Write out each line exactly as given. Leave the pictures out of your copy.

• _GIVEN RECORDS_
[Begin]

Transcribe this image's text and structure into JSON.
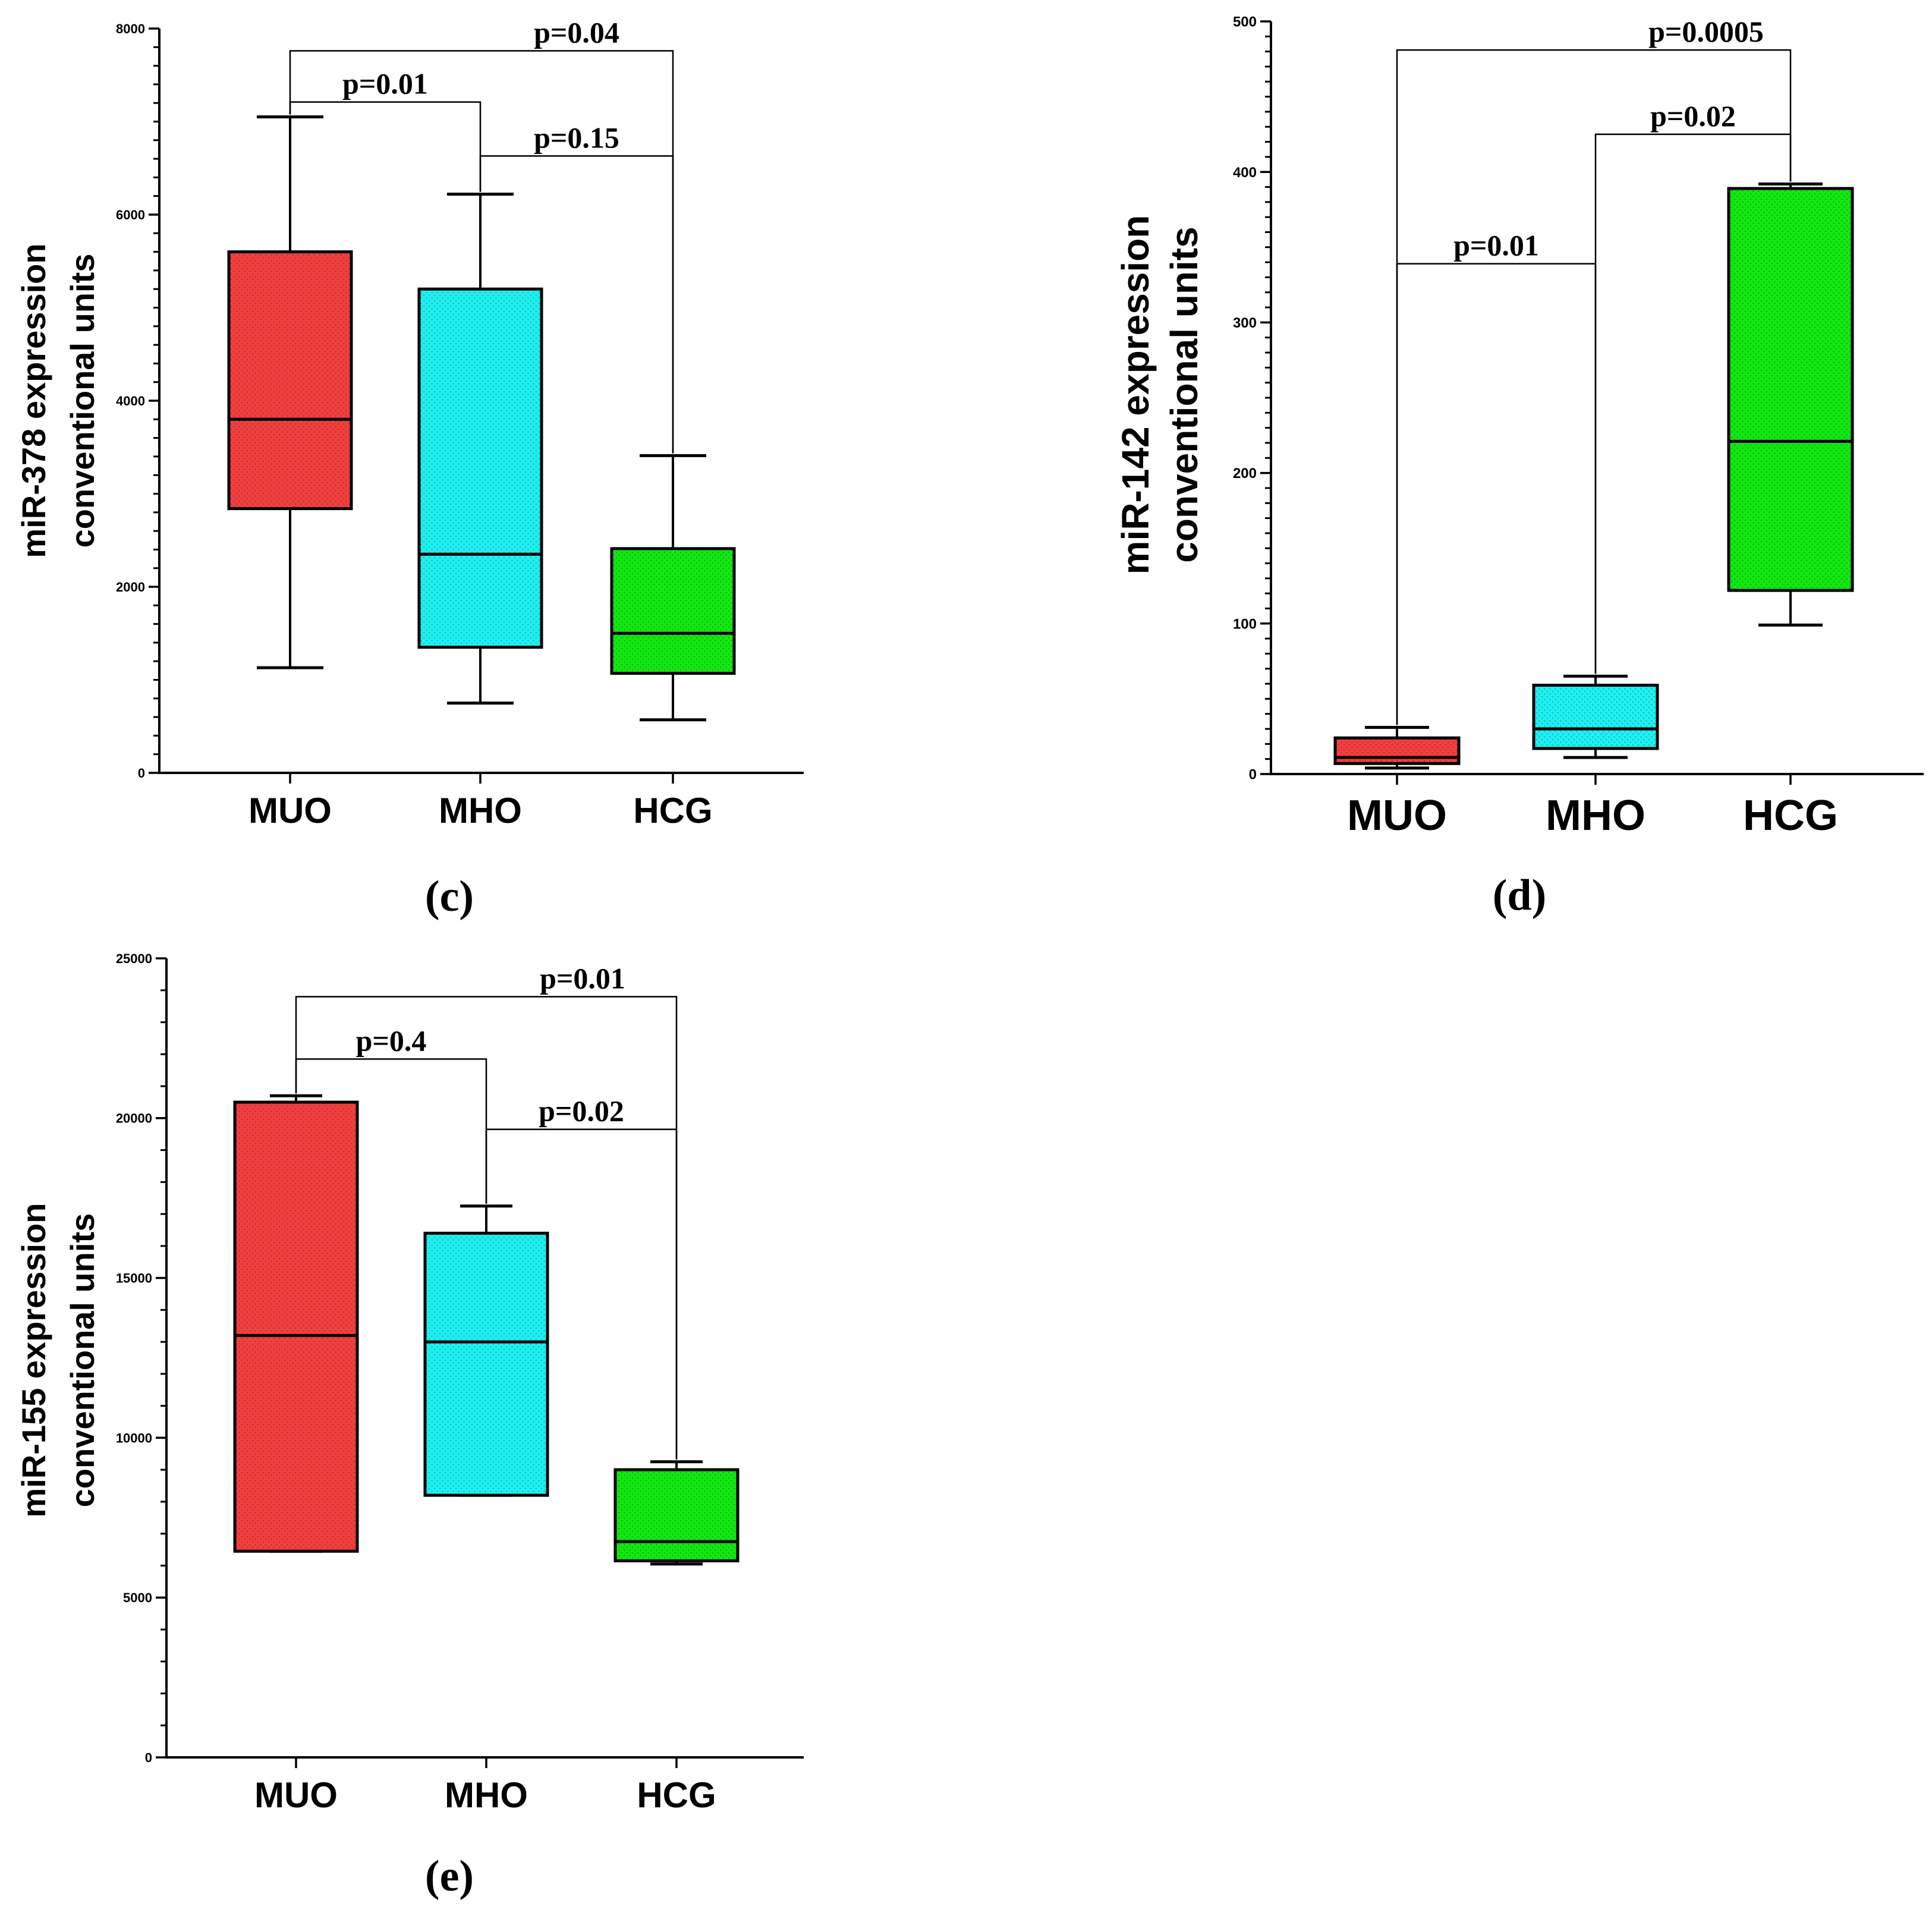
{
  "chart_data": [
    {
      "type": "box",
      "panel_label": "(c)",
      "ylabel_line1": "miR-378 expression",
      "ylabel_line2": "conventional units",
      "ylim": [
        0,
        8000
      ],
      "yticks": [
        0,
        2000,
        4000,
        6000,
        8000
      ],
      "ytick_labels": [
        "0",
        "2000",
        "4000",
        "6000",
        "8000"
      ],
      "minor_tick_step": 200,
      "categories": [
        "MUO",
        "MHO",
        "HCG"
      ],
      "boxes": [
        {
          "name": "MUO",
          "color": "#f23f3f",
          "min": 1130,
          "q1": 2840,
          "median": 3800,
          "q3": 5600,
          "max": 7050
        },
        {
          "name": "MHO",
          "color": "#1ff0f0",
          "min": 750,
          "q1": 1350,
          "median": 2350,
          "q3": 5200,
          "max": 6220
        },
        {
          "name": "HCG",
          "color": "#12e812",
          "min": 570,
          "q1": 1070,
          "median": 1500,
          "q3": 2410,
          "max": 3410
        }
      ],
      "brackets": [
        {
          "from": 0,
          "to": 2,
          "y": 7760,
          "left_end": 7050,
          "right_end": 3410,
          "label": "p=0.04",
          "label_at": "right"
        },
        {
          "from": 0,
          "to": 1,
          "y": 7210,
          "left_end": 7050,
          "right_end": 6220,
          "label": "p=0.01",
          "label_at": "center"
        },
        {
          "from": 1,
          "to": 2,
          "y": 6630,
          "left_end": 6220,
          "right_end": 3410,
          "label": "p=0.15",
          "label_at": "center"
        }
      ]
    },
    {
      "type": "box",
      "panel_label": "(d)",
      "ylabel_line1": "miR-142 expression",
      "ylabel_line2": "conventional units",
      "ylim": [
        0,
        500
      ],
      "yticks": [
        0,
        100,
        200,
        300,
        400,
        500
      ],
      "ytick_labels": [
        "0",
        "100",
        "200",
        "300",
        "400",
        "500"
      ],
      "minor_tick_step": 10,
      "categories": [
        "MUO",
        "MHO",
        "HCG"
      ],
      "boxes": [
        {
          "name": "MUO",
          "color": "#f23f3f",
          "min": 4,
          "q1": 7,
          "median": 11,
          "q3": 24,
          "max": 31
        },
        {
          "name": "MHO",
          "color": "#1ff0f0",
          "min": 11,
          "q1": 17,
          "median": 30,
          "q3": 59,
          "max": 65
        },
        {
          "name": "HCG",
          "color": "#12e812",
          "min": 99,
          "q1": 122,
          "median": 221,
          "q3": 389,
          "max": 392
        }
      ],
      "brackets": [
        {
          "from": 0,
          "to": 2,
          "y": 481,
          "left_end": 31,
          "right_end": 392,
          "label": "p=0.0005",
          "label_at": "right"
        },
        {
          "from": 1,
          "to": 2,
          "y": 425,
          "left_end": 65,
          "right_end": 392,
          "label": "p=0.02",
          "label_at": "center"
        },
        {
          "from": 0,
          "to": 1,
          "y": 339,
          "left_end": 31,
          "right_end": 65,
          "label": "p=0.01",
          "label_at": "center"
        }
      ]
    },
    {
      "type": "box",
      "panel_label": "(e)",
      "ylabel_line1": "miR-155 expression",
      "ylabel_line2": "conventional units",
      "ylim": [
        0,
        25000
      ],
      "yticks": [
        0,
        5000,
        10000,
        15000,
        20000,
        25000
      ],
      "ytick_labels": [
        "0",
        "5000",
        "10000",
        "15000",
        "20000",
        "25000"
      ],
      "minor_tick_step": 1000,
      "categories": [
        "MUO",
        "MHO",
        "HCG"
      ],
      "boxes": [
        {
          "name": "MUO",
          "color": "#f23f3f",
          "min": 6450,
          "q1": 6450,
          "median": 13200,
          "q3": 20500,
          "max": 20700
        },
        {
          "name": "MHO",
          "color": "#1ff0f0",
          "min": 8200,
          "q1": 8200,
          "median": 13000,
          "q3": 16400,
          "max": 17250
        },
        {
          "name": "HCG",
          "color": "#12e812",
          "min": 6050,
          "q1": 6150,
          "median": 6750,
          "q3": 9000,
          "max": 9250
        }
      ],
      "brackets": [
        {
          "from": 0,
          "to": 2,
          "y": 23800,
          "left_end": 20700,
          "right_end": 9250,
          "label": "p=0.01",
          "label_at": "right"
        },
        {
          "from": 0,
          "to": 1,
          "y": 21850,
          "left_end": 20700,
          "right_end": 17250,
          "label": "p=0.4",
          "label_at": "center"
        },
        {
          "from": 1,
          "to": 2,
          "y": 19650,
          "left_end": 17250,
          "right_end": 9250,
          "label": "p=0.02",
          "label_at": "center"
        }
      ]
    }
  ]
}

[End]

• _PROBLEM SOLUTION_
Transcribe this image's text and structure into JSON.
{
  "chart_data": [
    {
      "type": "box",
      "panel_label": "(c)",
      "ylabel_line1": "miR-378 expression",
      "ylabel_line2": "conventional units",
      "ylim": [
        0,
        8000
      ],
      "yticks": [
        0,
        2000,
        4000,
        6000,
        8000
      ],
      "ytick_labels": [
        "0",
        "2000",
        "4000",
        "6000",
        "8000"
      ],
      "minor_tick_step": 200,
      "categories": [
        "MUO",
        "MHO",
        "HCG"
      ],
      "boxes": [
        {
          "name": "MUO",
          "color": "#f23f3f",
          "min": 1130,
          "q1": 2840,
          "median": 3800,
          "q3": 5600,
          "max": 7050
        },
        {
          "name": "MHO",
          "color": "#1ff0f0",
          "min": 750,
          "q1": 1350,
          "median": 2350,
          "q3": 5200,
          "max": 6220
        },
        {
          "name": "HCG",
          "color": "#12e812",
          "min": 570,
          "q1": 1070,
          "median": 1500,
          "q3": 2410,
          "max": 3410
        }
      ],
      "brackets": [
        {
          "from": 0,
          "to": 2,
          "y": 7760,
          "left_end": 7050,
          "right_end": 3410,
          "label": "p=0.04",
          "label_at": "right"
        },
        {
          "from": 0,
          "to": 1,
          "y": 7210,
          "left_end": 7050,
          "right_end": 6220,
          "label": "p=0.01",
          "label_at": "center"
        },
        {
          "from": 1,
          "to": 2,
          "y": 6630,
          "left_end": 6220,
          "right_end": 3410,
          "label": "p=0.15",
          "label_at": "center"
        }
      ]
    },
    {
      "type": "box",
      "panel_label": "(d)",
      "ylabel_line1": "miR-142 expression",
      "ylabel_line2": "conventional units",
      "ylim": [
        0,
        500
      ],
      "yticks": [
        0,
        100,
        200,
        300,
        400,
        500
      ],
      "ytick_labels": [
        "0",
        "100",
        "200",
        "300",
        "400",
        "500"
      ],
      "minor_tick_step": 10,
      "categories": [
        "MUO",
        "MHO",
        "HCG"
      ],
      "boxes": [
        {
          "name": "MUO",
          "color": "#f23f3f",
          "min": 4,
          "q1": 7,
          "median": 11,
          "q3": 24,
          "max": 31
        },
        {
          "name": "MHO",
          "color": "#1ff0f0",
          "min": 11,
          "q1": 17,
          "median": 30,
          "q3": 59,
          "max": 65
        },
        {
          "name": "HCG",
          "color": "#12e812",
          "min": 99,
          "q1": 122,
          "median": 221,
          "q3": 389,
          "max": 392
        }
      ],
      "brackets": [
        {
          "from": 0,
          "to": 2,
          "y": 481,
          "left_end": 31,
          "right_end": 392,
          "label": "p=0.0005",
          "label_at": "right"
        },
        {
          "from": 1,
          "to": 2,
          "y": 425,
          "left_end": 65,
          "right_end": 392,
          "label": "p=0.02",
          "label_at": "center"
        },
        {
          "from": 0,
          "to": 1,
          "y": 339,
          "left_end": 31,
          "right_end": 65,
          "label": "p=0.01",
          "label_at": "center"
        }
      ]
    },
    {
      "type": "box",
      "panel_label": "(e)",
      "ylabel_line1": "miR-155 expression",
      "ylabel_line2": "conventional units",
      "ylim": [
        0,
        25000
      ],
      "yticks": [
        0,
        5000,
        10000,
        15000,
        20000,
        25000
      ],
      "ytick_labels": [
        "0",
        "5000",
        "10000",
        "15000",
        "20000",
        "25000"
      ],
      "minor_tick_step": 1000,
      "categories": [
        "MUO",
        "MHO",
        "HCG"
      ],
      "boxes": [
        {
          "name": "MUO",
          "color": "#f23f3f",
          "min": 6450,
          "q1": 6450,
          "median": 13200,
          "q3": 20500,
          "max": 20700
        },
        {
          "name": "MHO",
          "color": "#1ff0f0",
          "min": 8200,
          "q1": 8200,
          "median": 13000,
          "q3": 16400,
          "max": 17250
        },
        {
          "name": "HCG",
          "color": "#12e812",
          "min": 6050,
          "q1": 6150,
          "median": 6750,
          "q3": 9000,
          "max": 9250
        }
      ],
      "brackets": [
        {
          "from": 0,
          "to": 2,
          "y": 23800,
          "left_end": 20700,
          "right_end": 9250,
          "label": "p=0.01",
          "label_at": "right"
        },
        {
          "from": 0,
          "to": 1,
          "y": 21850,
          "left_end": 20700,
          "right_end": 17250,
          "label": "p=0.4",
          "label_at": "center"
        },
        {
          "from": 1,
          "to": 2,
          "y": 19650,
          "left_end": 17250,
          "right_end": 9250,
          "label": "p=0.02",
          "label_at": "center"
        }
      ]
    }
  ]
}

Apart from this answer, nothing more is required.